* **Dataset records**
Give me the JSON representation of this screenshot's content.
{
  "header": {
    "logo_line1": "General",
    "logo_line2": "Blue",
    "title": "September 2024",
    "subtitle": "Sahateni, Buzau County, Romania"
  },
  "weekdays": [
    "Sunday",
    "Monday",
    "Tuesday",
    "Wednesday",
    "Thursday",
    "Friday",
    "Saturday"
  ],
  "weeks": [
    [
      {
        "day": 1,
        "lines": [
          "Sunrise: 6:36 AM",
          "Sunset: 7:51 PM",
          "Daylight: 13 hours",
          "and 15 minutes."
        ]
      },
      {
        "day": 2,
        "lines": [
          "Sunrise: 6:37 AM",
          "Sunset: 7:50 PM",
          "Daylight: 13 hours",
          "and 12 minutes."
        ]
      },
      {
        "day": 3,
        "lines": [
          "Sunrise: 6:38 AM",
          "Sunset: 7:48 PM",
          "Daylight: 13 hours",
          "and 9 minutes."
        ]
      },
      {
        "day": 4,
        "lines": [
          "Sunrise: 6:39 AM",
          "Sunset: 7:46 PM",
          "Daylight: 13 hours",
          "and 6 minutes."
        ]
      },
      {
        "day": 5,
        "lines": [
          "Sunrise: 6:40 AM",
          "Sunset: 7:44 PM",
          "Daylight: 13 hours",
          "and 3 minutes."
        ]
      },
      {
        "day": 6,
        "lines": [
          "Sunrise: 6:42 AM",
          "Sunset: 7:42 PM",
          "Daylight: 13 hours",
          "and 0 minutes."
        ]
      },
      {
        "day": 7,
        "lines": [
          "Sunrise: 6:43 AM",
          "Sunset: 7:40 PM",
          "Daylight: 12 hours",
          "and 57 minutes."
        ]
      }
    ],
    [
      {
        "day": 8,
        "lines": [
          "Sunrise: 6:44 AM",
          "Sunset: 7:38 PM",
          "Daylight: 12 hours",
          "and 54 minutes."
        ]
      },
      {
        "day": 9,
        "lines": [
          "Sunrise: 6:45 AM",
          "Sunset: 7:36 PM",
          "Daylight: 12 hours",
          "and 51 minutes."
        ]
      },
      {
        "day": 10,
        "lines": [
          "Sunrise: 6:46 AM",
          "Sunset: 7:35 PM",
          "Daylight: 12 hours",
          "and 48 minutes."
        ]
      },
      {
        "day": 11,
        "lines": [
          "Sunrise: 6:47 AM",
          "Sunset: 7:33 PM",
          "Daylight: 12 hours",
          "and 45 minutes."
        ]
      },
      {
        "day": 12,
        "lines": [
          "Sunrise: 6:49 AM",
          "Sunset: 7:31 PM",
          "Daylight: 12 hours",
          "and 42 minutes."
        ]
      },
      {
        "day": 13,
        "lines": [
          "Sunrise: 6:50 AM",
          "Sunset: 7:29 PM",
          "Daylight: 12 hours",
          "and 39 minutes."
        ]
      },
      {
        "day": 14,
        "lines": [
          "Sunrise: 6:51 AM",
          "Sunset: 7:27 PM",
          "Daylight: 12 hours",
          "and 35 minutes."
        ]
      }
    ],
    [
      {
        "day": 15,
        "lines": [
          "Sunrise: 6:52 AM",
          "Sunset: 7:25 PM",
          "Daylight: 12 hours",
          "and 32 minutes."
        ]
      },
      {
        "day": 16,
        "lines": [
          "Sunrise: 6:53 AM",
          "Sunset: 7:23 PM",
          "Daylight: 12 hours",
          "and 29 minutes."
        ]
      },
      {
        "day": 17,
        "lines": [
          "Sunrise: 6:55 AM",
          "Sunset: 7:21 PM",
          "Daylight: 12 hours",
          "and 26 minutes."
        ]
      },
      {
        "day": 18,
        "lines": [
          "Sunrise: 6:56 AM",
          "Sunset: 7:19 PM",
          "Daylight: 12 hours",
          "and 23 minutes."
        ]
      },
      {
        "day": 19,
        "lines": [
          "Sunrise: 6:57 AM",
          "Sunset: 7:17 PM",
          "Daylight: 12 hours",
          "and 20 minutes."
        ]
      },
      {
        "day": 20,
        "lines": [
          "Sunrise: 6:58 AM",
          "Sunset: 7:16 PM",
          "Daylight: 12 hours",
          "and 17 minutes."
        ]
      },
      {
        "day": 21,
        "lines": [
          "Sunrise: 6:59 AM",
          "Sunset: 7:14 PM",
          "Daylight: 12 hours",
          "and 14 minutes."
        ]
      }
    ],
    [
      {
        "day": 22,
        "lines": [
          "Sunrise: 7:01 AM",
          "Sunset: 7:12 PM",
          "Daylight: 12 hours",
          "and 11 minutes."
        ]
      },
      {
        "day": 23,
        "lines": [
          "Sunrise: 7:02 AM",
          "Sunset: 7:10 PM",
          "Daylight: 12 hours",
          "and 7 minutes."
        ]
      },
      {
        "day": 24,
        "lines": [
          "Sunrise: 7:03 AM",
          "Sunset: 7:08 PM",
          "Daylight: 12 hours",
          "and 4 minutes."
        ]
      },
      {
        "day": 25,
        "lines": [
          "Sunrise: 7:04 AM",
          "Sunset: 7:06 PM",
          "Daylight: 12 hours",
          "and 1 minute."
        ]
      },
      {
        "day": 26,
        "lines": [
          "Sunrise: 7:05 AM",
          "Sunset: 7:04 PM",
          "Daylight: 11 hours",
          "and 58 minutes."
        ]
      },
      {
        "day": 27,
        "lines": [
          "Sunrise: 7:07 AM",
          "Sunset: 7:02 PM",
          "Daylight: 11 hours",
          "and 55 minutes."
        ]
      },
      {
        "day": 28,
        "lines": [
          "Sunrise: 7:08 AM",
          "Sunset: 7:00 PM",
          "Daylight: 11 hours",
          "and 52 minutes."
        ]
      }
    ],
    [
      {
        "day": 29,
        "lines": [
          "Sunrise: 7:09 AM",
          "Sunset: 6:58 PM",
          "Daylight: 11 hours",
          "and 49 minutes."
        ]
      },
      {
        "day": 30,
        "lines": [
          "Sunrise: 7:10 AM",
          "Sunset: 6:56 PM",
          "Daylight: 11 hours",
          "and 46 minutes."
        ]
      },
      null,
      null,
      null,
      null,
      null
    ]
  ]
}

* **GIVEN PROBLEM**
Output the listing above word for word.

* **RESULT BELOW**
Give me the JSON representation of this screenshot's content.
{
  "header": {
    "logo_line1": "General",
    "logo_line2": "Blue",
    "title": "September 2024",
    "subtitle": "Sahateni, Buzau County, Romania"
  },
  "weekdays": [
    "Sunday",
    "Monday",
    "Tuesday",
    "Wednesday",
    "Thursday",
    "Friday",
    "Saturday"
  ],
  "weeks": [
    [
      {
        "day": 1,
        "lines": [
          "Sunrise: 6:36 AM",
          "Sunset: 7:51 PM",
          "Daylight: 13 hours",
          "and 15 minutes."
        ]
      },
      {
        "day": 2,
        "lines": [
          "Sunrise: 6:37 AM",
          "Sunset: 7:50 PM",
          "Daylight: 13 hours",
          "and 12 minutes."
        ]
      },
      {
        "day": 3,
        "lines": [
          "Sunrise: 6:38 AM",
          "Sunset: 7:48 PM",
          "Daylight: 13 hours",
          "and 9 minutes."
        ]
      },
      {
        "day": 4,
        "lines": [
          "Sunrise: 6:39 AM",
          "Sunset: 7:46 PM",
          "Daylight: 13 hours",
          "and 6 minutes."
        ]
      },
      {
        "day": 5,
        "lines": [
          "Sunrise: 6:40 AM",
          "Sunset: 7:44 PM",
          "Daylight: 13 hours",
          "and 3 minutes."
        ]
      },
      {
        "day": 6,
        "lines": [
          "Sunrise: 6:42 AM",
          "Sunset: 7:42 PM",
          "Daylight: 13 hours",
          "and 0 minutes."
        ]
      },
      {
        "day": 7,
        "lines": [
          "Sunrise: 6:43 AM",
          "Sunset: 7:40 PM",
          "Daylight: 12 hours",
          "and 57 minutes."
        ]
      }
    ],
    [
      {
        "day": 8,
        "lines": [
          "Sunrise: 6:44 AM",
          "Sunset: 7:38 PM",
          "Daylight: 12 hours",
          "and 54 minutes."
        ]
      },
      {
        "day": 9,
        "lines": [
          "Sunrise: 6:45 AM",
          "Sunset: 7:36 PM",
          "Daylight: 12 hours",
          "and 51 minutes."
        ]
      },
      {
        "day": 10,
        "lines": [
          "Sunrise: 6:46 AM",
          "Sunset: 7:35 PM",
          "Daylight: 12 hours",
          "and 48 minutes."
        ]
      },
      {
        "day": 11,
        "lines": [
          "Sunrise: 6:47 AM",
          "Sunset: 7:33 PM",
          "Daylight: 12 hours",
          "and 45 minutes."
        ]
      },
      {
        "day": 12,
        "lines": [
          "Sunrise: 6:49 AM",
          "Sunset: 7:31 PM",
          "Daylight: 12 hours",
          "and 42 minutes."
        ]
      },
      {
        "day": 13,
        "lines": [
          "Sunrise: 6:50 AM",
          "Sunset: 7:29 PM",
          "Daylight: 12 hours",
          "and 39 minutes."
        ]
      },
      {
        "day": 14,
        "lines": [
          "Sunrise: 6:51 AM",
          "Sunset: 7:27 PM",
          "Daylight: 12 hours",
          "and 35 minutes."
        ]
      }
    ],
    [
      {
        "day": 15,
        "lines": [
          "Sunrise: 6:52 AM",
          "Sunset: 7:25 PM",
          "Daylight: 12 hours",
          "and 32 minutes."
        ]
      },
      {
        "day": 16,
        "lines": [
          "Sunrise: 6:53 AM",
          "Sunset: 7:23 PM",
          "Daylight: 12 hours",
          "and 29 minutes."
        ]
      },
      {
        "day": 17,
        "lines": [
          "Sunrise: 6:55 AM",
          "Sunset: 7:21 PM",
          "Daylight: 12 hours",
          "and 26 minutes."
        ]
      },
      {
        "day": 18,
        "lines": [
          "Sunrise: 6:56 AM",
          "Sunset: 7:19 PM",
          "Daylight: 12 hours",
          "and 23 minutes."
        ]
      },
      {
        "day": 19,
        "lines": [
          "Sunrise: 6:57 AM",
          "Sunset: 7:17 PM",
          "Daylight: 12 hours",
          "and 20 minutes."
        ]
      },
      {
        "day": 20,
        "lines": [
          "Sunrise: 6:58 AM",
          "Sunset: 7:16 PM",
          "Daylight: 12 hours",
          "and 17 minutes."
        ]
      },
      {
        "day": 21,
        "lines": [
          "Sunrise: 6:59 AM",
          "Sunset: 7:14 PM",
          "Daylight: 12 hours",
          "and 14 minutes."
        ]
      }
    ],
    [
      {
        "day": 22,
        "lines": [
          "Sunrise: 7:01 AM",
          "Sunset: 7:12 PM",
          "Daylight: 12 hours",
          "and 11 minutes."
        ]
      },
      {
        "day": 23,
        "lines": [
          "Sunrise: 7:02 AM",
          "Sunset: 7:10 PM",
          "Daylight: 12 hours",
          "and 7 minutes."
        ]
      },
      {
        "day": 24,
        "lines": [
          "Sunrise: 7:03 AM",
          "Sunset: 7:08 PM",
          "Daylight: 12 hours",
          "and 4 minutes."
        ]
      },
      {
        "day": 25,
        "lines": [
          "Sunrise: 7:04 AM",
          "Sunset: 7:06 PM",
          "Daylight: 12 hours",
          "and 1 minute."
        ]
      },
      {
        "day": 26,
        "lines": [
          "Sunrise: 7:05 AM",
          "Sunset: 7:04 PM",
          "Daylight: 11 hours",
          "and 58 minutes."
        ]
      },
      {
        "day": 27,
        "lines": [
          "Sunrise: 7:07 AM",
          "Sunset: 7:02 PM",
          "Daylight: 11 hours",
          "and 55 minutes."
        ]
      },
      {
        "day": 28,
        "lines": [
          "Sunrise: 7:08 AM",
          "Sunset: 7:00 PM",
          "Daylight: 11 hours",
          "and 52 minutes."
        ]
      }
    ],
    [
      {
        "day": 29,
        "lines": [
          "Sunrise: 7:09 AM",
          "Sunset: 6:58 PM",
          "Daylight: 11 hours",
          "and 49 minutes."
        ]
      },
      {
        "day": 30,
        "lines": [
          "Sunrise: 7:10 AM",
          "Sunset: 6:56 PM",
          "Daylight: 11 hours",
          "and 46 minutes."
        ]
      },
      null,
      null,
      null,
      null,
      null
    ]
  ]
}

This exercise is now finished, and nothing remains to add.